Task prompt>
Copy every record below exactly as written, but leave out the pictures.

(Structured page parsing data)
== == ==
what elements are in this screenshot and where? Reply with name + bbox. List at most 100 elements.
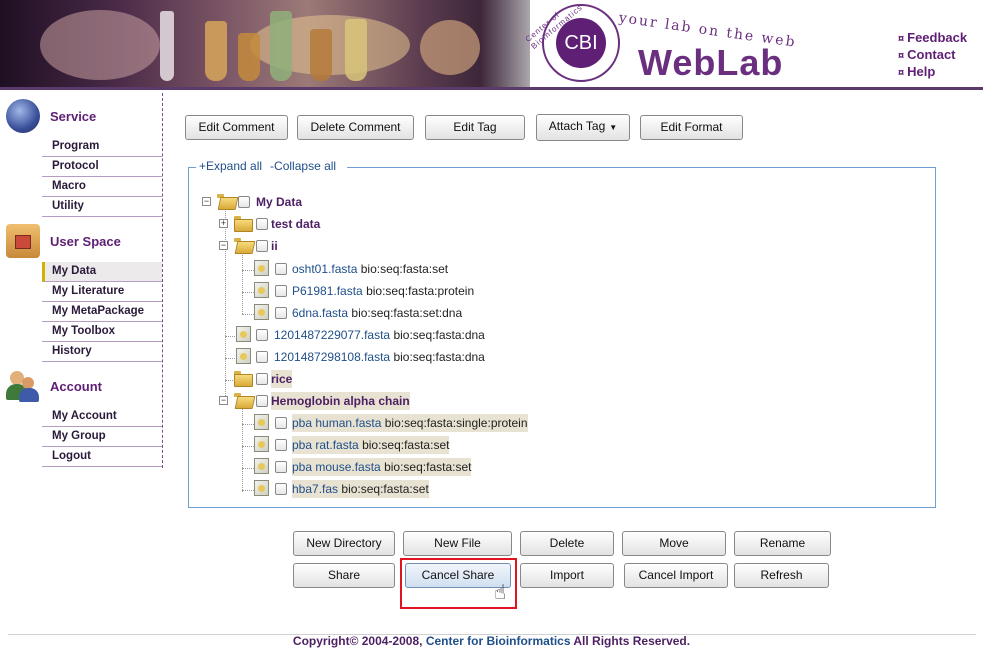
- new-file-button[interactable]: New File: [403, 531, 512, 556]
- file-icon: [254, 458, 269, 474]
- bullet-icon: ¤: [898, 50, 905, 62]
- tree-checkbox[interactable]: [275, 439, 287, 451]
- file-icon: [236, 348, 251, 364]
- tree-row-file[interactable]: 1201487229077.fasta bio:seq:fasta:dna: [236, 326, 636, 344]
- tree-checkbox[interactable]: [275, 461, 287, 473]
- tree-checkbox[interactable]: [275, 285, 287, 297]
- sidebar-item-my-group[interactable]: My Group: [42, 427, 162, 447]
- folder-open-icon: [234, 238, 251, 252]
- file-icon: [254, 414, 269, 430]
- edit-comment-button[interactable]: Edit Comment: [185, 115, 288, 140]
- feedback-link[interactable]: ¤ Feedback: [898, 30, 967, 47]
- tree-checkbox[interactable]: [256, 395, 268, 407]
- tree-row-file[interactable]: P61981.fasta bio:seq:fasta:protein: [254, 282, 654, 300]
- new-directory-button[interactable]: New Directory: [293, 531, 395, 556]
- cancel-import-button[interactable]: Cancel Import: [624, 563, 728, 588]
- sidebar-section-account: Account: [6, 369, 162, 403]
- expand-all-link[interactable]: +Expand all: [199, 159, 262, 173]
- tree-label[interactable]: Hemoglobin alpha chain: [271, 392, 410, 410]
- tree-label[interactable]: My Data: [256, 193, 302, 211]
- delete-button[interactable]: Delete: [520, 531, 614, 556]
- tree-row-file[interactable]: osht01.fasta bio:seq:fasta:set: [254, 260, 654, 278]
- tree-label[interactable]: osht01.fasta bio:seq:fasta:set: [292, 260, 448, 278]
- contact-link[interactable]: ¤ Contact: [898, 47, 967, 64]
- tree-label[interactable]: 6dna.fasta bio:seq:fasta:set:dna: [292, 304, 462, 322]
- tree-row-folder[interactable]: − Hemoglobin alpha chain: [217, 392, 517, 410]
- expand-icon[interactable]: +: [219, 219, 228, 228]
- move-button[interactable]: Move: [622, 531, 726, 556]
- bullet-icon: ¤: [898, 33, 905, 45]
- file-icon: [236, 326, 251, 342]
- sidebar-item-my-toolbox[interactable]: My Toolbox: [42, 322, 162, 342]
- tree-label[interactable]: pba human.fasta bio:seq:fasta:single:pro…: [292, 414, 528, 432]
- folder-open-icon: [234, 393, 251, 407]
- file-icon: [254, 304, 269, 320]
- sidebar-item-my-metapackage[interactable]: My MetaPackage: [42, 302, 162, 322]
- tree-row-file[interactable]: pba rat.fasta bio:seq:fasta:set: [254, 436, 654, 454]
- tree-row-folder[interactable]: − ii: [217, 237, 417, 255]
- tree-checkbox[interactable]: [256, 329, 268, 341]
- sidebar-item-program[interactable]: Program: [42, 137, 162, 157]
- tree-label[interactable]: 1201487229077.fasta bio:seq:fasta:dna: [274, 326, 485, 344]
- rename-button[interactable]: Rename: [734, 531, 831, 556]
- share-button[interactable]: Share: [293, 563, 395, 588]
- tree-checkbox[interactable]: [256, 240, 268, 252]
- lab-photo-banner: [0, 0, 530, 87]
- tree-label[interactable]: 1201487298108.fasta bio:seq:fasta:dna: [274, 348, 485, 366]
- home-folder-icon: [6, 224, 40, 258]
- tree-checkbox[interactable]: [275, 263, 287, 275]
- tree-checkbox[interactable]: [238, 196, 250, 208]
- collapse-icon[interactable]: −: [202, 197, 211, 206]
- tree-label[interactable]: pba mouse.fasta bio:seq:fasta:set: [292, 458, 472, 476]
- sidebar-item-history[interactable]: History: [42, 342, 162, 362]
- edit-format-button[interactable]: Edit Format: [640, 115, 743, 140]
- sidebar-item-my-data[interactable]: My Data: [42, 262, 162, 282]
- top-links: ¤ Feedback ¤ Contact ¤ Help: [898, 30, 967, 81]
- help-link[interactable]: ¤ Help: [898, 64, 967, 81]
- tree-checkbox[interactable]: [256, 373, 268, 385]
- tree-row-folder[interactable]: rice: [234, 370, 434, 388]
- sidebar-item-my-account[interactable]: My Account: [42, 407, 162, 427]
- tree-row-file[interactable]: pba human.fasta bio:seq:fasta:single:pro…: [254, 414, 654, 432]
- collapse-icon[interactable]: −: [219, 241, 228, 250]
- tree-label[interactable]: test data: [271, 215, 320, 233]
- tree-checkbox[interactable]: [275, 483, 287, 495]
- footer: Copyright© 2004-2008, Center for Bioinfo…: [292, 634, 691, 648]
- attach-tag-dropdown-button[interactable]: Attach Tag ▼: [536, 114, 630, 141]
- sidebar-item-logout[interactable]: Logout: [42, 447, 162, 467]
- file-icon: [254, 436, 269, 452]
- tree-row-file[interactable]: pba mouse.fasta bio:seq:fasta:set: [254, 458, 654, 476]
- delete-comment-button[interactable]: Delete Comment: [297, 115, 414, 140]
- refresh-button[interactable]: Refresh: [734, 563, 829, 588]
- chevron-down-icon: ▼: [609, 123, 618, 132]
- cbi-footer-link[interactable]: Center for Bioinformatics: [426, 634, 571, 648]
- collapse-icon[interactable]: −: [219, 396, 228, 405]
- tree-checkbox[interactable]: [256, 351, 268, 363]
- bullet-icon: ¤: [898, 67, 905, 79]
- sidebar-item-utility[interactable]: Utility: [42, 197, 162, 217]
- tree-row-file[interactable]: 6dna.fasta bio:seq:fasta:set:dna: [254, 304, 654, 322]
- tree-checkbox[interactable]: [275, 307, 287, 319]
- edit-tag-button[interactable]: Edit Tag: [425, 115, 525, 140]
- tree-label[interactable]: pba rat.fasta bio:seq:fasta:set: [292, 436, 450, 454]
- sidebar-item-macro[interactable]: Macro: [42, 177, 162, 197]
- tree-row-file[interactable]: 1201487298108.fasta bio:seq:fasta:dna: [236, 348, 636, 366]
- tree-label[interactable]: ii: [271, 237, 278, 255]
- tree-label[interactable]: rice: [271, 370, 293, 388]
- tree-row-file[interactable]: hba7.fas bio:seq:fasta:set: [254, 480, 654, 498]
- sidebar-section-user-space: User Space: [6, 224, 162, 258]
- folder-open-icon: [217, 194, 234, 208]
- sidebar-item-my-literature[interactable]: My Literature: [42, 282, 162, 302]
- tree-root-row[interactable]: − My Data: [200, 193, 400, 211]
- import-button[interactable]: Import: [520, 563, 614, 588]
- users-icon: [6, 369, 40, 403]
- tree-checkbox[interactable]: [275, 417, 287, 429]
- collapse-all-link[interactable]: -Collapse all: [270, 159, 336, 173]
- tree-label[interactable]: P61981.fasta bio:seq:fasta:protein: [292, 282, 474, 300]
- hand-cursor-icon: ☝: [494, 582, 507, 604]
- tree-row-folder[interactable]: + test data: [217, 215, 417, 233]
- tree-label[interactable]: hba7.fas bio:seq:fasta:set: [292, 480, 429, 498]
- header-banner: CBI Center of Bioinformatics your lab on…: [0, 0, 983, 90]
- tree-checkbox[interactable]: [256, 218, 268, 230]
- sidebar-item-protocol[interactable]: Protocol: [42, 157, 162, 177]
== == ==
Exercise output>
what elements are in this screenshot and where? Reply with name + bbox. List at most 100 elements.
- new-file-button[interactable]: New File: [403, 531, 512, 556]
- file-icon: [254, 458, 269, 474]
- bullet-icon: ¤: [898, 50, 905, 62]
- tree-checkbox[interactable]: [275, 439, 287, 451]
- file-icon: [236, 348, 251, 364]
- tree-row-file[interactable]: 1201487229077.fasta bio:seq:fasta:dna: [236, 326, 636, 344]
- tree-checkbox[interactable]: [275, 461, 287, 473]
- tree-checkbox[interactable]: [275, 285, 287, 297]
- sidebar-item-my-group[interactable]: My Group: [42, 427, 162, 447]
- folder-open-icon: [234, 238, 251, 252]
- file-icon: [254, 414, 269, 430]
- edit-comment-button[interactable]: Edit Comment: [185, 115, 288, 140]
- feedback-link[interactable]: ¤ Feedback: [898, 30, 967, 47]
- tree-checkbox[interactable]: [256, 395, 268, 407]
- tree-row-file[interactable]: P61981.fasta bio:seq:fasta:protein: [254, 282, 654, 300]
- new-directory-button[interactable]: New Directory: [293, 531, 395, 556]
- cancel-import-button[interactable]: Cancel Import: [624, 563, 728, 588]
- sidebar-section-account: Account: [6, 369, 162, 403]
- expand-all-link[interactable]: +Expand all: [199, 159, 262, 173]
- tree-label[interactable]: Hemoglobin alpha chain: [271, 392, 410, 410]
- tree-label[interactable]: My Data: [256, 193, 302, 211]
- delete-button[interactable]: Delete: [520, 531, 614, 556]
- tree-row-file[interactable]: osht01.fasta bio:seq:fasta:set: [254, 260, 654, 278]
- tree-label[interactable]: osht01.fasta bio:seq:fasta:set: [292, 260, 448, 278]
- contact-link[interactable]: ¤ Contact: [898, 47, 967, 64]
- tree-label[interactable]: 6dna.fasta bio:seq:fasta:set:dna: [292, 304, 462, 322]
- tree-row-folder[interactable]: − Hemoglobin alpha chain: [217, 392, 517, 410]
- expand-icon[interactable]: +: [219, 219, 228, 228]
- move-button[interactable]: Move: [622, 531, 726, 556]
- bullet-icon: ¤: [898, 33, 905, 45]
- file-icon: [236, 326, 251, 342]
- sidebar-item-my-toolbox[interactable]: My Toolbox: [42, 322, 162, 342]
- tree-label[interactable]: pba human.fasta bio:seq:fasta:single:pro…: [292, 414, 528, 432]
- folder-open-icon: [234, 393, 251, 407]
- file-icon: [254, 304, 269, 320]
- sidebar-item-my-metapackage[interactable]: My MetaPackage: [42, 302, 162, 322]
- tree-row-file[interactable]: pba rat.fasta bio:seq:fasta:set: [254, 436, 654, 454]
- tree-row-folder[interactable]: − ii: [217, 237, 417, 255]
- tree-checkbox[interactable]: [256, 329, 268, 341]
- sidebar-item-program[interactable]: Program: [42, 137, 162, 157]
- tree-label[interactable]: 1201487229077.fasta bio:seq:fasta:dna: [274, 326, 485, 344]
- rename-button[interactable]: Rename: [734, 531, 831, 556]
- share-button[interactable]: Share: [293, 563, 395, 588]
- tree-checkbox[interactable]: [256, 240, 268, 252]
- lab-photo-banner: [0, 0, 530, 87]
- tree-label[interactable]: 1201487298108.fasta bio:seq:fasta:dna: [274, 348, 485, 366]
- home-folder-icon: [6, 224, 40, 258]
- tree-checkbox[interactable]: [275, 263, 287, 275]
- tree-checkbox[interactable]: [238, 196, 250, 208]
- collapse-icon[interactable]: −: [202, 197, 211, 206]
- tree-label[interactable]: pba mouse.fasta bio:seq:fasta:set: [292, 458, 472, 476]
- sidebar-item-history[interactable]: History: [42, 342, 162, 362]
- edit-format-button[interactable]: Edit Format: [640, 115, 743, 140]
- sidebar-item-my-data[interactable]: My Data: [42, 262, 162, 282]
- top-links: ¤ Feedback ¤ Contact ¤ Help: [898, 30, 967, 81]
- help-link[interactable]: ¤ Help: [898, 64, 967, 81]
- tree-checkbox[interactable]: [256, 373, 268, 385]
- tree-row-folder[interactable]: rice: [234, 370, 434, 388]
- sidebar-item-my-account[interactable]: My Account: [42, 407, 162, 427]
- tree-row-file[interactable]: pba human.fasta bio:seq:fasta:single:pro…: [254, 414, 654, 432]
- collapse-icon[interactable]: −: [219, 241, 228, 250]
- tree-label[interactable]: test data: [271, 215, 320, 233]
- tree-checkbox[interactable]: [275, 483, 287, 495]
- footer: Copyright© 2004-2008, Center for Bioinfo…: [292, 634, 691, 648]
- attach-tag-dropdown-button[interactable]: Attach Tag ▼: [536, 114, 630, 141]
- sidebar-item-logout[interactable]: Logout: [42, 447, 162, 467]
- file-icon: [254, 436, 269, 452]
- tree-row-file[interactable]: pba mouse.fasta bio:seq:fasta:set: [254, 458, 654, 476]
- delete-comment-button[interactable]: Delete Comment: [297, 115, 414, 140]
- refresh-button[interactable]: Refresh: [734, 563, 829, 588]
- chevron-down-icon: ▼: [609, 123, 618, 132]
- cbi-footer-link[interactable]: Center for Bioinformatics: [426, 634, 571, 648]
- collapse-icon[interactable]: −: [219, 396, 228, 405]
- tree-checkbox[interactable]: [256, 351, 268, 363]
- bullet-icon: ¤: [898, 67, 905, 79]
- sidebar-item-utility[interactable]: Utility: [42, 197, 162, 217]
- tree-row-file[interactable]: 6dna.fasta bio:seq:fasta:set:dna: [254, 304, 654, 322]
- tree-checkbox[interactable]: [275, 307, 287, 319]
- edit-tag-button[interactable]: Edit Tag: [425, 115, 525, 140]
- tree-label[interactable]: pba rat.fasta bio:seq:fasta:set: [292, 436, 450, 454]
- sidebar-item-macro[interactable]: Macro: [42, 177, 162, 197]
- tree-row-file[interactable]: 1201487298108.fasta bio:seq:fasta:dna: [236, 348, 636, 366]
- tree-label[interactable]: ii: [271, 237, 278, 255]
- tree-label[interactable]: rice: [271, 370, 293, 388]
- tree-row-file[interactable]: hba7.fas bio:seq:fasta:set: [254, 480, 654, 498]
- sidebar-section-user-space: User Space: [6, 224, 162, 258]
- folder-open-icon: [217, 194, 234, 208]
- sidebar-item-my-literature[interactable]: My Literature: [42, 282, 162, 302]
- tree-root-row[interactable]: − My Data: [200, 193, 400, 211]
- import-button[interactable]: Import: [520, 563, 614, 588]
- users-icon: [6, 369, 40, 403]
- tree-checkbox[interactable]: [275, 417, 287, 429]
- collapse-all-link[interactable]: -Collapse all: [270, 159, 336, 173]
- tree-label[interactable]: P61981.fasta bio:seq:fasta:protein: [292, 282, 474, 300]
- hand-cursor-icon: ☝: [494, 582, 507, 604]
- tree-row-folder[interactable]: + test data: [217, 215, 417, 233]
- tree-label[interactable]: hba7.fas bio:seq:fasta:set: [292, 480, 429, 498]
- header-banner: CBI Center of Bioinformatics your lab on…: [0, 0, 983, 90]
- tree-checkbox[interactable]: [256, 218, 268, 230]
- sidebar-item-protocol[interactable]: Protocol: [42, 157, 162, 177]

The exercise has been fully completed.